Task details: Pick out the lines containing "name".

Supplied records:
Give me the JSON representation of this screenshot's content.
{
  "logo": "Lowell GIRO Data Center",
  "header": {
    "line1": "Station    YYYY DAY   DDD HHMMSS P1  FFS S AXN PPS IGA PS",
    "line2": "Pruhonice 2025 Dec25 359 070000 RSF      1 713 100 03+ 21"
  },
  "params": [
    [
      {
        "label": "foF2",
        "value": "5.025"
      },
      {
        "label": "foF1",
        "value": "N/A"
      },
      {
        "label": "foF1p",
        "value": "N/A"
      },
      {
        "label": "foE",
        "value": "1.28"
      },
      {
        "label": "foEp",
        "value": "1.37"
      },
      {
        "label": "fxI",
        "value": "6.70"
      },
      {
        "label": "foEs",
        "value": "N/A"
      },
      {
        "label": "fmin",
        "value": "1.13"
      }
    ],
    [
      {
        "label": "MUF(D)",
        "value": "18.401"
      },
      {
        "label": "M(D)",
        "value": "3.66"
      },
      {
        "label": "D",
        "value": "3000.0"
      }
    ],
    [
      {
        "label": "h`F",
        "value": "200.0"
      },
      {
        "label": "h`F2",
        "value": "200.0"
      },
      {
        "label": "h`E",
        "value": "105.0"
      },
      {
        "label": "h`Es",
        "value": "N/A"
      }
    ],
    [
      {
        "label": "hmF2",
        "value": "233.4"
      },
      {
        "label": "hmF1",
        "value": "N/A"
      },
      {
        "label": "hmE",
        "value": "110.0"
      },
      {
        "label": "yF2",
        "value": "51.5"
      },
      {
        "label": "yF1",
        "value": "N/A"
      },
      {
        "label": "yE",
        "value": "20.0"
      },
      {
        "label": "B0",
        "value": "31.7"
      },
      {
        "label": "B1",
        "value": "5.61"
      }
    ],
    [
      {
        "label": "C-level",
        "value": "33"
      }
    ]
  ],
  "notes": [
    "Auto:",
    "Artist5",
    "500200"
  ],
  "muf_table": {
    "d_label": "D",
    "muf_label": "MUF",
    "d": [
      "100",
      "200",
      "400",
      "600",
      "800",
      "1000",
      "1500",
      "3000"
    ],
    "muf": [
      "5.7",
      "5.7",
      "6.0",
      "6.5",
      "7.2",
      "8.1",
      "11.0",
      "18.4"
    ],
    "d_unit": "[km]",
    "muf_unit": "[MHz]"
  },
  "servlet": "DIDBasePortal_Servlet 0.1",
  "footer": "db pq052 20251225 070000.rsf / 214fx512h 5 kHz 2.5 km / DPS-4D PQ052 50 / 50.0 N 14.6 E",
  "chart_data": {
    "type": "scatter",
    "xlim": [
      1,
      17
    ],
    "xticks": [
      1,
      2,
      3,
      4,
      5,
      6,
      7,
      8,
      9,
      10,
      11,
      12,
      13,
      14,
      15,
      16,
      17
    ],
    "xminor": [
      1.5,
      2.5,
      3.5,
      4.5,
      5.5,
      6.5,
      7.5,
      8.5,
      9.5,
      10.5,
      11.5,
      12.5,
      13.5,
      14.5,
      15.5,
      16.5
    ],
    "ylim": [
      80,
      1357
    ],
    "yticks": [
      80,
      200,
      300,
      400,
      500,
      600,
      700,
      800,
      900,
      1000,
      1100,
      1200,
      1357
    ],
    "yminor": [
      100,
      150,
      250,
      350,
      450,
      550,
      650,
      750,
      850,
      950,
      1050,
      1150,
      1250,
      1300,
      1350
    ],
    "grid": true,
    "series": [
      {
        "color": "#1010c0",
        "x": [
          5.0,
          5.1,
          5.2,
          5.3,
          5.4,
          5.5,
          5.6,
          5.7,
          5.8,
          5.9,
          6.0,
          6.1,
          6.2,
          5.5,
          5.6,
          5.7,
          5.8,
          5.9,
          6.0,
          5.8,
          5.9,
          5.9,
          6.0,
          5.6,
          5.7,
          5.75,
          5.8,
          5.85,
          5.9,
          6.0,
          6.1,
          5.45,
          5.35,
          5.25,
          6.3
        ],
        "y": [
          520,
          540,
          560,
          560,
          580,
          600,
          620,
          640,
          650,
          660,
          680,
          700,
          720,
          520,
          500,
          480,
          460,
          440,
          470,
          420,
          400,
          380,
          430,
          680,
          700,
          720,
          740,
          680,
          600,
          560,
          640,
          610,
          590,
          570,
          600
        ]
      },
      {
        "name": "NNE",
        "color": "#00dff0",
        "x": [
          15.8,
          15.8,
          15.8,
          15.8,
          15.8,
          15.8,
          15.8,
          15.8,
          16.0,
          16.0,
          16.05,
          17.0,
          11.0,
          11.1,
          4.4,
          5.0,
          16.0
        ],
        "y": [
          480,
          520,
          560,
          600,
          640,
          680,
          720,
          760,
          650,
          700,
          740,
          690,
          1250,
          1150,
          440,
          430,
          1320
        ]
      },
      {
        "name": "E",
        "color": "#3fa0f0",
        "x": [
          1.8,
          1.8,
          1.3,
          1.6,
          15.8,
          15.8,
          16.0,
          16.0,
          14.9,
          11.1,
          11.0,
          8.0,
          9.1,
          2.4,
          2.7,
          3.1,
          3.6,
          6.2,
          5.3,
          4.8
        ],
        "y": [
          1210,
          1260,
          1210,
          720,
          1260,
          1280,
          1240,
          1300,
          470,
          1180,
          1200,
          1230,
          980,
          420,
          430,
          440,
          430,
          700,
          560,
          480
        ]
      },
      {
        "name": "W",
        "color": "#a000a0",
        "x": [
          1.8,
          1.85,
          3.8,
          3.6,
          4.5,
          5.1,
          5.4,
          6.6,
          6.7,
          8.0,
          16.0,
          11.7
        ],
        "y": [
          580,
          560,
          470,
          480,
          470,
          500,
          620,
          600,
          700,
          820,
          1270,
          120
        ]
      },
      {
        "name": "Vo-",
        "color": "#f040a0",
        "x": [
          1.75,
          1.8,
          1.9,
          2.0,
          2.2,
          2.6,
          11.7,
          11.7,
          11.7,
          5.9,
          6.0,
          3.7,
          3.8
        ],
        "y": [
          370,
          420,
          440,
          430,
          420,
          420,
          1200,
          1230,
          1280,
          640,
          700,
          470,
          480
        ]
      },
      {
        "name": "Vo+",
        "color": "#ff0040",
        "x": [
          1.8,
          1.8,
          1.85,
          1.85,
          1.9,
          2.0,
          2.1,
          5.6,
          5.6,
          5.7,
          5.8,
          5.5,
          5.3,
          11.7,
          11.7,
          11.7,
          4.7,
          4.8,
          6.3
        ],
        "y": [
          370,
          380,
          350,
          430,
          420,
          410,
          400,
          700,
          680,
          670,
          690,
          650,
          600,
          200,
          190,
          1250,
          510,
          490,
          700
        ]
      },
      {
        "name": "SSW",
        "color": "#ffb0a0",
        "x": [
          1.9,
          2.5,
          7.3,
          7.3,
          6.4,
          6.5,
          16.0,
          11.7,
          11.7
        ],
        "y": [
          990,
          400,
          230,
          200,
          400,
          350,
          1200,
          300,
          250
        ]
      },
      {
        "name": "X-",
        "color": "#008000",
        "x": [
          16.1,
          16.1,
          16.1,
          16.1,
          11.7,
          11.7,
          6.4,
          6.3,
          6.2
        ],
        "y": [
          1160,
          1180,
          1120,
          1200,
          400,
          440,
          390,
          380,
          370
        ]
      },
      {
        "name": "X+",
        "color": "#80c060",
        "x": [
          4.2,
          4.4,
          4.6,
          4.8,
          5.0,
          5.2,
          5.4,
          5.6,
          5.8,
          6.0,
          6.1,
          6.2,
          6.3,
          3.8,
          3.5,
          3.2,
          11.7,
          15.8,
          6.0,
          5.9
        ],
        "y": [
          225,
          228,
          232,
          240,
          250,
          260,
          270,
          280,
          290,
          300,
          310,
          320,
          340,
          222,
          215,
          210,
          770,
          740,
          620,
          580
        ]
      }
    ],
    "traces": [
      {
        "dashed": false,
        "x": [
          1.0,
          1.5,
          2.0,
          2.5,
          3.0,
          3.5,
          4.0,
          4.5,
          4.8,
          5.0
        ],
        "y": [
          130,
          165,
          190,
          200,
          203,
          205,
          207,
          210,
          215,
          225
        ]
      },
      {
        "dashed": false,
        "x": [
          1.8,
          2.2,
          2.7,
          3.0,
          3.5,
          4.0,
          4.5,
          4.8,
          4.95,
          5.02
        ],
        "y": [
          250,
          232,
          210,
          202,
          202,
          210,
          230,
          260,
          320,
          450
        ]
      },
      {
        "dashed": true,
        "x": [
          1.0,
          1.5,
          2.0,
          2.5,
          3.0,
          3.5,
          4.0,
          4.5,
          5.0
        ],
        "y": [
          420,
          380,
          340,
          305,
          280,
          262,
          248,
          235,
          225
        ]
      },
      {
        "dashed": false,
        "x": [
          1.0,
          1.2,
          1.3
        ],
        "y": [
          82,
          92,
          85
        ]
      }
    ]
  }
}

Solution:
        "name": "NNE",
        "name": "E",
        "name": "W",
        "name": "Vo-",
        "name": "Vo+",
        "name": "SSW",
        "name": "X-",
        "name": "X+",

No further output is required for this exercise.